[Data entries]
--*--

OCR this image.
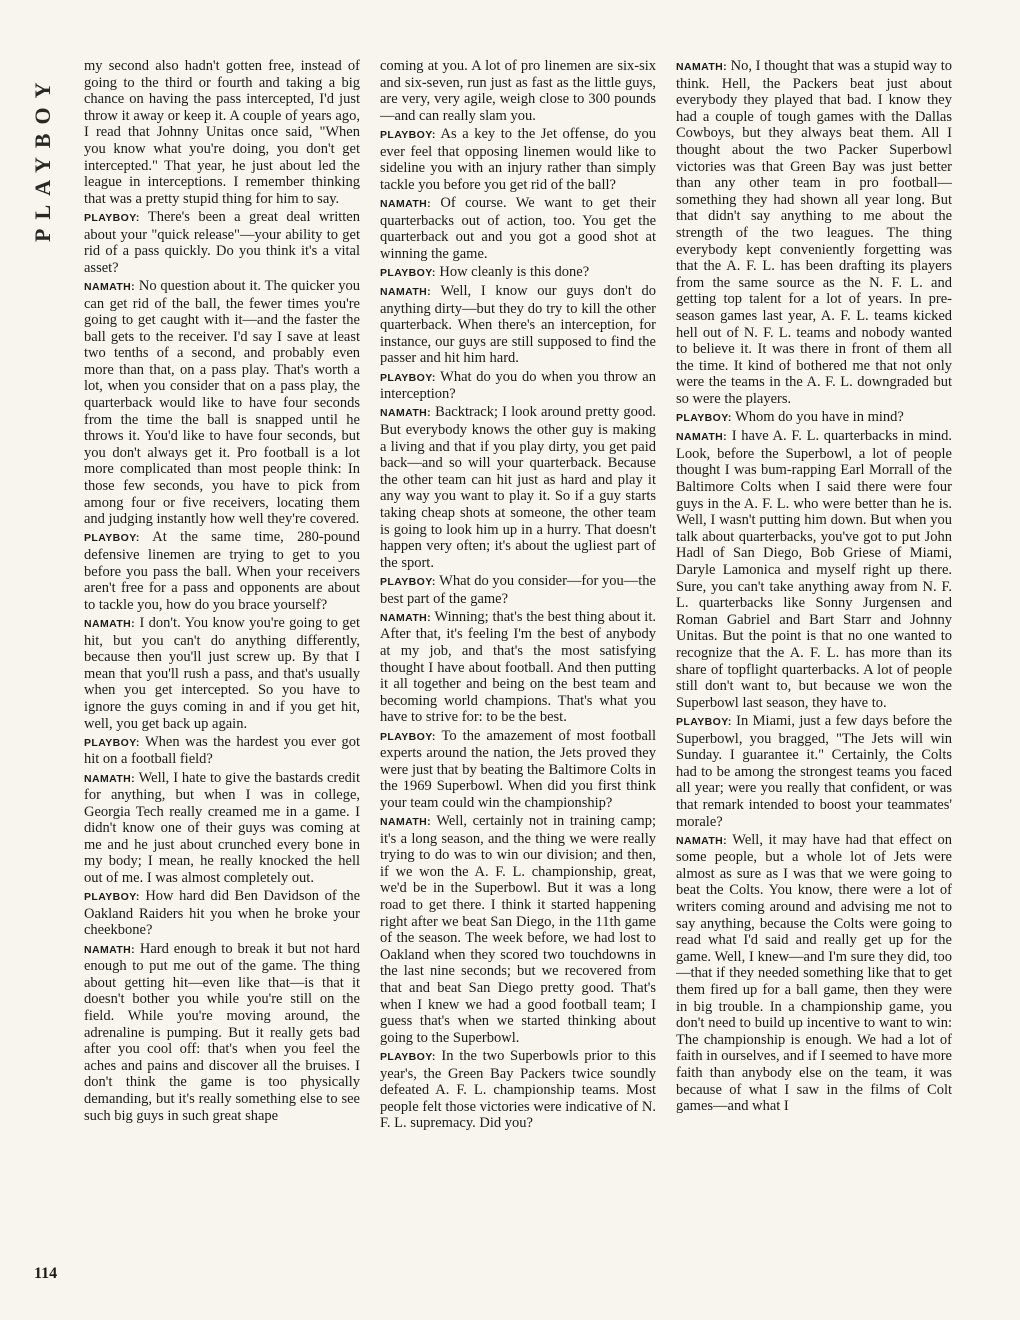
PLAYBOY

my second also hadn't gotten free, instead of going to the third or fourth and taking a big chance on having the pass intercepted, I'd just throw it away or keep it. A couple of years ago, I read that Johnny Unitas once said, "When you know what you're doing, you don't get intercepted." That year, he just about led the league in interceptions. I remember thinking that was a pretty stupid thing for him to say.

PLAYBOY: There's been a great deal written about your "quick release"—your ability to get rid of a pass quickly. Do you think it's a vital asset?

NAMATH: No question about it. The quicker you can get rid of the ball, the fewer times you're going to get caught with it—and the faster the ball gets to the receiver. I'd say I save at least two tenths of a second, and probably even more than that, on a pass play. That's worth a lot, when you consider that on a pass play, the quarterback would like to have four seconds from the time the ball is snapped until he throws it. You'd like to have four seconds, but you don't always get it. Pro football is a lot more complicated than most people think: In those few seconds, you have to pick from among four or five receivers, locating them and judging instantly how well they're covered.

PLAYBOY: At the same time, 280-pound defensive linemen are trying to get to you before you pass the ball. When your receivers aren't free for a pass and opponents are about to tackle you, how do you brace yourself?

NAMATH: I don't. You know you're going to get hit, but you can't do anything differently, because then you'll just screw up. By that I mean that you'll rush a pass, and that's usually when you get intercepted. So you have to ignore the guys coming in and if you get hit, well, you get back up again.

PLAYBOY: When was the hardest you ever got hit on a football field?

NAMATH: Well, I hate to give the bastards credit for anything, but when I was in college, Georgia Tech really creamed me in a game. I didn't know one of their guys was coming at me and he just about crunched every bone in my body; I mean, he really knocked the hell out of me. I was almost completely out.

PLAYBOY: How hard did Ben Davidson of the Oakland Raiders hit you when he broke your cheekbone?

NAMATH: Hard enough to break it but not hard enough to put me out of the game. The thing about getting hit—even like that—is that it doesn't bother you while you're still on the field. While you're moving around, the adrenaline is pumping. But it really gets bad after you cool off: that's when you feel the aches and pains and discover all the bruises. I don't think the game is too physically demanding, but it's really something else to see such big guys in such great shape

coming at you. A lot of pro linemen are six-six and six-seven, run just as fast as the little guys, are very, very agile, weigh close to 300 pounds—and can really slam you.

PLAYBOY: As a key to the Jet offense, do you ever feel that opposing linemen would like to sideline you with an injury rather than simply tackle you before you get rid of the ball?

NAMATH: Of course. We want to get their quarterbacks out of action, too. You get the quarterback out and you got a good shot at winning the game.

PLAYBOY: How cleanly is this done?

NAMATH: Well, I know our guys don't do anything dirty—but they do try to kill the other quarterback. When there's an interception, for instance, our guys are still supposed to find the passer and hit him hard.

PLAYBOY: What do you do when you throw an interception?

NAMATH: Backtrack; I look around pretty good. But everybody knows the other guy is making a living and that if you play dirty, you get paid back—and so will your quarterback. Because the other team can hit just as hard and play it any way you want to play it. So if a guy starts taking cheap shots at someone, the other team is going to look him up in a hurry. That doesn't happen very often; it's about the ugliest part of the sport.

PLAYBOY: What do you consider—for you—the best part of the game?

NAMATH: Winning; that's the best thing about it. After that, it's feeling I'm the best of anybody at my job, and that's the most satisfying thought I have about football. And then putting it all together and being on the best team and becoming world champions. That's what you have to strive for: to be the best.

PLAYBOY: To the amazement of most football experts around the nation, the Jets proved they were just that by beating the Baltimore Colts in the 1969 Superbowl. When did you first think your team could win the championship?

NAMATH: Well, certainly not in training camp; it's a long season, and the thing we were really trying to do was to win our division; and then, if we won the A. F. L. championship, great, we'd be in the Superbowl. But it was a long road to get there. I think it started happening right after we beat San Diego, in the 11th game of the season. The week before, we had lost to Oakland when they scored two touchdowns in the last nine seconds; but we recovered from that and beat San Diego pretty good. That's when I knew we had a good football team; I guess that's when we started thinking about going to the Superbowl.

PLAYBOY: In the two Superbowls prior to this year's, the Green Bay Packers twice soundly defeated A. F. L. championship teams. Most people felt those victories were indicative of N. F. L. supremacy. Did you?

NAMATH: No, I thought that was a stupid way to think. Hell, the Packers beat just about everybody they played that bad. I know they had a couple of tough games with the Dallas Cowboys, but they always beat them. All I thought about the two Packer Superbowl victories was that Green Bay was just better than any other team in pro football—something they had shown all year long. But that didn't say anything to me about the strength of the two leagues. The thing everybody kept conveniently forgetting was that the A. F. L. has been drafting its players from the same source as the N. F. L. and getting top talent for a lot of years. In pre-season games last year, A. F. L. teams kicked hell out of N. F. L. teams and nobody wanted to believe it. It was there in front of them all the time. It kind of bothered me that not only were the teams in the A. F. L. downgraded but so were the players.

PLAYBOY: Whom do you have in mind?

NAMATH: I have A. F. L. quarterbacks in mind. Look, before the Superbowl, a lot of people thought I was bum-rapping Earl Morrall of the Baltimore Colts when I said there were four guys in the A. F. L. who were better than he is. Well, I wasn't putting him down. But when you talk about quarterbacks, you've got to put John Hadl of San Diego, Bob Griese of Miami, Daryle Lamonica and myself right up there. Sure, you can't take anything away from N. F. L. quarterbacks like Sonny Jurgensen and Roman Gabriel and Bart Starr and Johnny Unitas. But the point is that no one wanted to recognize that the A. F. L. has more than its share of topflight quarterbacks. A lot of people still don't want to, but because we won the Superbowl last season, they have to.

PLAYBOY: In Miami, just a few days before the Superbowl, you bragged, "The Jets will win Sunday. I guarantee it." Certainly, the Colts had to be among the strongest teams you faced all year; were you really that confident, or was that remark intended to boost your teammates' morale?

NAMATH: Well, it may have had that effect on some people, but a whole lot of Jets were almost as sure as I was that we were going to beat the Colts. You know, there were a lot of writers coming around and advising me not to say anything, because the Colts were going to read what I'd said and really get up for the game. Well, I knew—and I'm sure they did, too—that if they needed something like that to get them fired up for a ball game, then they were in big trouble. In a championship game, you don't need to build up incentive to want to win: The championship is enough. We had a lot of faith in ourselves, and if I seemed to have more faith than anybody else on the team, it was because of what I saw in the films of Colt games—and what I

114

--*--

- **AIM**
Reproduce the material in full, word for word, and omit the pictures.

- **RIGHT ANSWER**
OCR this image.
PLAYBOY

my second also hadn't gotten free, instead of going to the third or fourth and taking a big chance on having the pass intercepted, I'd just throw it away or keep it. A couple of years ago, I read that Johnny Unitas once said, "When you know what you're doing, you don't get intercepted." That year, he just about led the league in interceptions. I remember thinking that was a pretty stupid thing for him to say.

PLAYBOY: There's been a great deal written about your "quick release"—your ability to get rid of a pass quickly. Do you think it's a vital asset?

NAMATH: No question about it. The quicker you can get rid of the ball, the fewer times you're going to get caught with it—and the faster the ball gets to the receiver. I'd say I save at least two tenths of a second, and probably even more than that, on a pass play. That's worth a lot, when you consider that on a pass play, the quarterback would like to have four seconds from the time the ball is snapped until he throws it. You'd like to have four seconds, but you don't always get it. Pro football is a lot more complicated than most people think: In those few seconds, you have to pick from among four or five receivers, locating them and judging instantly how well they're covered.

PLAYBOY: At the same time, 280-pound defensive linemen are trying to get to you before you pass the ball. When your receivers aren't free for a pass and opponents are about to tackle you, how do you brace yourself?

NAMATH: I don't. You know you're going to get hit, but you can't do anything differently, because then you'll just screw up. By that I mean that you'll rush a pass, and that's usually when you get intercepted. So you have to ignore the guys coming in and if you get hit, well, you get back up again.

PLAYBOY: When was the hardest you ever got hit on a football field?

NAMATH: Well, I hate to give the bastards credit for anything, but when I was in college, Georgia Tech really creamed me in a game. I didn't know one of their guys was coming at me and he just about crunched every bone in my body; I mean, he really knocked the hell out of me. I was almost completely out.

PLAYBOY: How hard did Ben Davidson of the Oakland Raiders hit you when he broke your cheekbone?

NAMATH: Hard enough to break it but not hard enough to put me out of the game. The thing about getting hit—even like that—is that it doesn't bother you while you're still on the field. While you're moving around, the adrenaline is pumping. But it really gets bad after you cool off: that's when you feel the aches and pains and discover all the bruises. I don't think the game is too physically demanding, but it's really something else to see such big guys in such great shape

coming at you. A lot of pro linemen are six-six and six-seven, run just as fast as the little guys, are very, very agile, weigh close to 300 pounds—and can really slam you.

PLAYBOY: As a key to the Jet offense, do you ever feel that opposing linemen would like to sideline you with an injury rather than simply tackle you before you get rid of the ball?

NAMATH: Of course. We want to get their quarterbacks out of action, too. You get the quarterback out and you got a good shot at winning the game.

PLAYBOY: How cleanly is this done?

NAMATH: Well, I know our guys don't do anything dirty—but they do try to kill the other quarterback. When there's an interception, for instance, our guys are still supposed to find the passer and hit him hard.

PLAYBOY: What do you do when you throw an interception?

NAMATH: Backtrack; I look around pretty good. But everybody knows the other guy is making a living and that if you play dirty, you get paid back—and so will your quarterback. Because the other team can hit just as hard and play it any way you want to play it. So if a guy starts taking cheap shots at someone, the other team is going to look him up in a hurry. That doesn't happen very often; it's about the ugliest part of the sport.

PLAYBOY: What do you consider—for you—the best part of the game?

NAMATH: Winning; that's the best thing about it. After that, it's feeling I'm the best of anybody at my job, and that's the most satisfying thought I have about football. And then putting it all together and being on the best team and becoming world champions. That's what you have to strive for: to be the best.

PLAYBOY: To the amazement of most football experts around the nation, the Jets proved they were just that by beating the Baltimore Colts in the 1969 Superbowl. When did you first think your team could win the championship?

NAMATH: Well, certainly not in training camp; it's a long season, and the thing we were really trying to do was to win our division; and then, if we won the A. F. L. championship, great, we'd be in the Superbowl. But it was a long road to get there. I think it started happening right after we beat San Diego, in the 11th game of the season. The week before, we had lost to Oakland when they scored two touchdowns in the last nine seconds; but we recovered from that and beat San Diego pretty good. That's when I knew we had a good football team; I guess that's when we started thinking about going to the Superbowl.

PLAYBOY: In the two Superbowls prior to this year's, the Green Bay Packers twice soundly defeated A. F. L. championship teams. Most people felt those victories were indicative of N. F. L. supremacy. Did you?

NAMATH: No, I thought that was a stupid way to think. Hell, the Packers beat just about everybody they played that bad. I know they had a couple of tough games with the Dallas Cowboys, but they always beat them. All I thought about the two Packer Superbowl victories was that Green Bay was just better than any other team in pro football—something they had shown all year long. But that didn't say anything to me about the strength of the two leagues. The thing everybody kept conveniently forgetting was that the A. F. L. has been drafting its players from the same source as the N. F. L. and getting top talent for a lot of years. In pre-season games last year, A. F. L. teams kicked hell out of N. F. L. teams and nobody wanted to believe it. It was there in front of them all the time. It kind of bothered me that not only were the teams in the A. F. L. downgraded but so were the players.

PLAYBOY: Whom do you have in mind?

NAMATH: I have A. F. L. quarterbacks in mind. Look, before the Superbowl, a lot of people thought I was bum-rapping Earl Morrall of the Baltimore Colts when I said there were four guys in the A. F. L. who were better than he is. Well, I wasn't putting him down. But when you talk about quarterbacks, you've got to put John Hadl of San Diego, Bob Griese of Miami, Daryle Lamonica and myself right up there. Sure, you can't take anything away from N. F. L. quarterbacks like Sonny Jurgensen and Roman Gabriel and Bart Starr and Johnny Unitas. But the point is that no one wanted to recognize that the A. F. L. has more than its share of topflight quarterbacks. A lot of people still don't want to, but because we won the Superbowl last season, they have to.

PLAYBOY: In Miami, just a few days before the Superbowl, you bragged, "The Jets will win Sunday. I guarantee it." Certainly, the Colts had to be among the strongest teams you faced all year; were you really that confident, or was that remark intended to boost your teammates' morale?

NAMATH: Well, it may have had that effect on some people, but a whole lot of Jets were almost as sure as I was that we were going to beat the Colts. You know, there were a lot of writers coming around and advising me not to say anything, because the Colts were going to read what I'd said and really get up for the game. Well, I knew—and I'm sure they did, too—that if they needed something like that to get them fired up for a ball game, then they were in big trouble. In a championship game, you don't need to build up incentive to want to win: The championship is enough. We had a lot of faith in ourselves, and if I seemed to have more faith than anybody else on the team, it was because of what I saw in the films of Colt games—and what I

114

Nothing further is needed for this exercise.